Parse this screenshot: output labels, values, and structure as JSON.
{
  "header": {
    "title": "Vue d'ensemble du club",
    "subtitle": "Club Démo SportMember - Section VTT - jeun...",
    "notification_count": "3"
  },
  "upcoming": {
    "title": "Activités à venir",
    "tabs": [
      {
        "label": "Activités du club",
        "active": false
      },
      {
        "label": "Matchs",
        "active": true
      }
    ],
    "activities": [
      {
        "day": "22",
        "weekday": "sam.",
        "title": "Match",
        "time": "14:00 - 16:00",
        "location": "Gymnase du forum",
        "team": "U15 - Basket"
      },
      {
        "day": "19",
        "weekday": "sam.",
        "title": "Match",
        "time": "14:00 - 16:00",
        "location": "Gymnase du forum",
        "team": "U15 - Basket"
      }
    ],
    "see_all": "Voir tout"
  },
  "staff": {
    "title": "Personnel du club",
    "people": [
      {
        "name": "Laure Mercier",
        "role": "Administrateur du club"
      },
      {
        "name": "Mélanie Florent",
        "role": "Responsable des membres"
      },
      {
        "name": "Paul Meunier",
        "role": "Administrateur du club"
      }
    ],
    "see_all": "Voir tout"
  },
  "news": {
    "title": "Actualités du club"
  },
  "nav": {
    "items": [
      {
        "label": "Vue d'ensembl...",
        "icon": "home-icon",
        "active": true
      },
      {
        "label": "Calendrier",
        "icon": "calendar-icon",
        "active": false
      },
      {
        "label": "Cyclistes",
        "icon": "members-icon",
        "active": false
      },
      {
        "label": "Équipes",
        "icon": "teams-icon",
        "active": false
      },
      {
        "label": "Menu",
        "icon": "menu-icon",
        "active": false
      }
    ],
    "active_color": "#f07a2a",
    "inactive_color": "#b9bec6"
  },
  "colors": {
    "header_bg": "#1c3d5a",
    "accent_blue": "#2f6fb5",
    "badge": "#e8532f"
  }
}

▶ DIRECTION
Repeat all of the records above exactly as they appear.

▶ RESULT OF THIS TASK
Parse this screenshot: output labels, values, and structure as JSON.
{
  "header": {
    "title": "Vue d'ensemble du club",
    "subtitle": "Club Démo SportMember - Section VTT - jeun...",
    "notification_count": "3"
  },
  "upcoming": {
    "title": "Activités à venir",
    "tabs": [
      {
        "label": "Activités du club",
        "active": false
      },
      {
        "label": "Matchs",
        "active": true
      }
    ],
    "activities": [
      {
        "day": "22",
        "weekday": "sam.",
        "title": "Match",
        "time": "14:00 - 16:00",
        "location": "Gymnase du forum",
        "team": "U15 - Basket"
      },
      {
        "day": "19",
        "weekday": "sam.",
        "title": "Match",
        "time": "14:00 - 16:00",
        "location": "Gymnase du forum",
        "team": "U15 - Basket"
      }
    ],
    "see_all": "Voir tout"
  },
  "staff": {
    "title": "Personnel du club",
    "people": [
      {
        "name": "Laure Mercier",
        "role": "Administrateur du club"
      },
      {
        "name": "Mélanie Florent",
        "role": "Responsable des membres"
      },
      {
        "name": "Paul Meunier",
        "role": "Administrateur du club"
      }
    ],
    "see_all": "Voir tout"
  },
  "news": {
    "title": "Actualités du club"
  },
  "nav": {
    "items": [
      {
        "label": "Vue d'ensembl...",
        "icon": "home-icon",
        "active": true
      },
      {
        "label": "Calendrier",
        "icon": "calendar-icon",
        "active": false
      },
      {
        "label": "Cyclistes",
        "icon": "members-icon",
        "active": false
      },
      {
        "label": "Équipes",
        "icon": "teams-icon",
        "active": false
      },
      {
        "label": "Menu",
        "icon": "menu-icon",
        "active": false
      }
    ],
    "active_color": "#f07a2a",
    "inactive_color": "#b9bec6"
  },
  "colors": {
    "header_bg": "#1c3d5a",
    "accent_blue": "#2f6fb5",
    "badge": "#e8532f"
  }
}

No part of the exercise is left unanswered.